**PROBLEM TO SOLVE:**
Copy every entry exactly.

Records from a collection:
## BEGIN

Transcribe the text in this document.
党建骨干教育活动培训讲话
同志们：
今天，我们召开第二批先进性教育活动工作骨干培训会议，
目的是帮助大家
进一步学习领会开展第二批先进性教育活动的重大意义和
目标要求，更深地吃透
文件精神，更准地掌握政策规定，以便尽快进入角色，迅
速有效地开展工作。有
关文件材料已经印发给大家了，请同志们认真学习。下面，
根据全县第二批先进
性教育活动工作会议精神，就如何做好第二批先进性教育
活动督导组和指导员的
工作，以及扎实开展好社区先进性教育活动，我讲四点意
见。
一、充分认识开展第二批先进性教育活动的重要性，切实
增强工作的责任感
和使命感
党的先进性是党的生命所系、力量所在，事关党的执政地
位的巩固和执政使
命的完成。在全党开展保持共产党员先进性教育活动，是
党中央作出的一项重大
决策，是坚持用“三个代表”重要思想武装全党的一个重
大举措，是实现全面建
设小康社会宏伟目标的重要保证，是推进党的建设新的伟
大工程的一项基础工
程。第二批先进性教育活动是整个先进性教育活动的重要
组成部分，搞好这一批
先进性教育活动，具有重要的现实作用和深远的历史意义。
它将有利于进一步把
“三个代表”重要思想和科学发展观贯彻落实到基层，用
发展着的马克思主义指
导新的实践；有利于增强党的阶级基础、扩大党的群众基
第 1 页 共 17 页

## END

**ANSWER TO THE PROBLEM:**
Transcribe the text in this document.
党建骨干教育活动培训讲话
同志们：
今天，我们召开第二批先进性教育活动工作骨干培训会议，
目的是帮助大家
进一步学习领会开展第二批先进性教育活动的重大意义和
目标要求，更深地吃透
文件精神，更准地掌握政策规定，以便尽快进入角色，迅
速有效地开展工作。有
关文件材料已经印发给大家了，请同志们认真学习。下面，
根据全县第二批先进
性教育活动工作会议精神，就如何做好第二批先进性教育
活动督导组和指导员的
工作，以及扎实开展好社区先进性教育活动，我讲四点意
见。
一、充分认识开展第二批先进性教育活动的重要性，切实
增强工作的责任感
和使命感
党的先进性是党的生命所系、力量所在，事关党的执政地
位的巩固和执政使
命的完成。在全党开展保持共产党员先进性教育活动，是
党中央作出的一项重大
决策，是坚持用“三个代表”重要思想武装全党的一个重
大举措，是实现全面建
设小康社会宏伟目标的重要保证，是推进党的建设新的伟
大工程的一项基础工
程。第二批先进性教育活动是整个先进性教育活动的重要
组成部分，搞好这一批
先进性教育活动，具有重要的现实作用和深远的历史意义。
它将有利于进一步把
“三个代表”重要思想和科学发展观贯彻落实到基层，用
发展着的马克思主义指
导新的实践；有利于增强党的阶级基础、扩大党的群众基
第 1 页 共 17 页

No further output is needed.